Required work:
How many lines in the listing below include the word "博客分享"? Answer with the number and nothing else.

Extracted records:
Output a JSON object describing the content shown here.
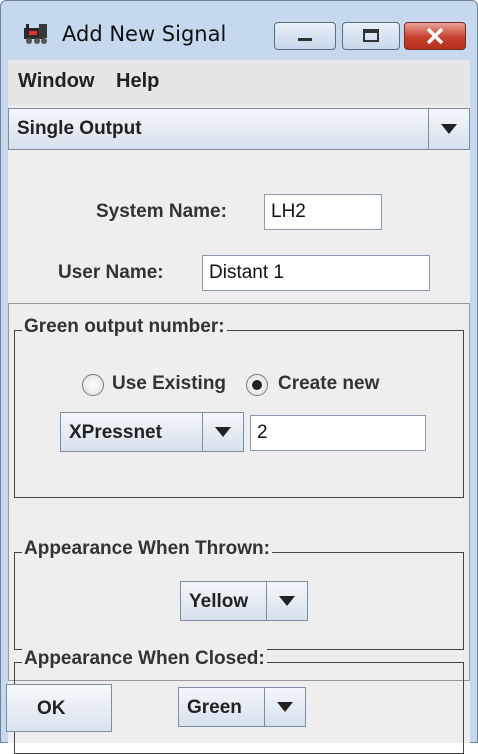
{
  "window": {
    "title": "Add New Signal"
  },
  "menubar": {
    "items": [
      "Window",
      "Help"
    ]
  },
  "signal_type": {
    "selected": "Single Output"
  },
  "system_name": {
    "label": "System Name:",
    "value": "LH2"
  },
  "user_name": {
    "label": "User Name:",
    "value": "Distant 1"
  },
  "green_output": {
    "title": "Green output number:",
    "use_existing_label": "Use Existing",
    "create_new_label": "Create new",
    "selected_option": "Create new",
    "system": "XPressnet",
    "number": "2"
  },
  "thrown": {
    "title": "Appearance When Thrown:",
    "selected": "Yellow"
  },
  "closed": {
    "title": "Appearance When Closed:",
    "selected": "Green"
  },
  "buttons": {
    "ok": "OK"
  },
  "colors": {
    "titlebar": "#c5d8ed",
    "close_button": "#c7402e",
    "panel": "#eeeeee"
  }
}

---

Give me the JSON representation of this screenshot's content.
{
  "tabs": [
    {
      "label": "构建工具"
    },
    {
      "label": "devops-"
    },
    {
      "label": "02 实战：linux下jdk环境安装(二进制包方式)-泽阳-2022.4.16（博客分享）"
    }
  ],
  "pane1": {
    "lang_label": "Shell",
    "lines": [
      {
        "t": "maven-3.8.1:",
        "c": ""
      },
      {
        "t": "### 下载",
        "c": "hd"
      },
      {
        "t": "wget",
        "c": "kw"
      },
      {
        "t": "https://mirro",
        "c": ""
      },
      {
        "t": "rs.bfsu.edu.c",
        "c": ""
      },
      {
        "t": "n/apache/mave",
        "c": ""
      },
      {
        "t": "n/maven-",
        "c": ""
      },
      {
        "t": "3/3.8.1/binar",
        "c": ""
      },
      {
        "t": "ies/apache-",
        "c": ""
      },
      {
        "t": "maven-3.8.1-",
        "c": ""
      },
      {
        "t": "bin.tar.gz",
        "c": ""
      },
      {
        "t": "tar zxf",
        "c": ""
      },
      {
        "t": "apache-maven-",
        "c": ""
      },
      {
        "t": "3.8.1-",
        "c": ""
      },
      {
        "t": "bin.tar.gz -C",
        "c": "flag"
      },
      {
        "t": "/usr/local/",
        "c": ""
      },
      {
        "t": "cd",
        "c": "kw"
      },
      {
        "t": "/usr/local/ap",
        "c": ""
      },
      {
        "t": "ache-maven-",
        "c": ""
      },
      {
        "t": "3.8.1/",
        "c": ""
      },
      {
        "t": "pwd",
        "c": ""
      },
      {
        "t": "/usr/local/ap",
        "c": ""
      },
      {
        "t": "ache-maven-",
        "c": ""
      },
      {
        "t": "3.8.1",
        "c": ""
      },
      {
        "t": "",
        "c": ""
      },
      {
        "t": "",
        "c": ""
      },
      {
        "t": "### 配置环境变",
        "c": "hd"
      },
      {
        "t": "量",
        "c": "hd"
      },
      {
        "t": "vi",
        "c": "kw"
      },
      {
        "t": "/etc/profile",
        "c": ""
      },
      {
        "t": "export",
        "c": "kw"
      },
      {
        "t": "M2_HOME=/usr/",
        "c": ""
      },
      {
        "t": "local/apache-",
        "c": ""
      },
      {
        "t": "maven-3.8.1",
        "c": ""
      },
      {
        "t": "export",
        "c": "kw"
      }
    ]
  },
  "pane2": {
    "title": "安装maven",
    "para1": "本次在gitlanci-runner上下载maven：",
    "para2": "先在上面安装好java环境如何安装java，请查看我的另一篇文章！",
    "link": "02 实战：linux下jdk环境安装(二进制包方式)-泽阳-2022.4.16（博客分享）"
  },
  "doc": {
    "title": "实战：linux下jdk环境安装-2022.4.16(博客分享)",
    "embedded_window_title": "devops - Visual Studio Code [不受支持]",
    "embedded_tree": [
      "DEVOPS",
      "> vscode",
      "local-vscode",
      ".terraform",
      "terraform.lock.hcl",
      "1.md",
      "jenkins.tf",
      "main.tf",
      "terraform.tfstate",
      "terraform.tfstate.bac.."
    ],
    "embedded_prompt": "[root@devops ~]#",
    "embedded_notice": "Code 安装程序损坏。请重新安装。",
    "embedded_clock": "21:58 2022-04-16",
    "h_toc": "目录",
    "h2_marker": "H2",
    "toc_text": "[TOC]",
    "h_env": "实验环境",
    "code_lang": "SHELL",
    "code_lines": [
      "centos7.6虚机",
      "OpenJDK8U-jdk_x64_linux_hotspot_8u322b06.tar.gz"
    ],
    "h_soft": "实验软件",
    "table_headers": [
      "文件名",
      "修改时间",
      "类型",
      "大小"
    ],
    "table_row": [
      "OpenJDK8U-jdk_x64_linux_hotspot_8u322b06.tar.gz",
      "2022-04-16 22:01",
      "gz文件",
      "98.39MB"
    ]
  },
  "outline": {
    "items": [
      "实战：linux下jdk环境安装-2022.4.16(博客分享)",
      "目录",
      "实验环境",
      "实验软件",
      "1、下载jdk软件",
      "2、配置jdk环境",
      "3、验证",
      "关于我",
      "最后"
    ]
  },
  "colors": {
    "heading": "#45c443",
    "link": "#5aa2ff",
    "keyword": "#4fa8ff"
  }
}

Answer in full:
4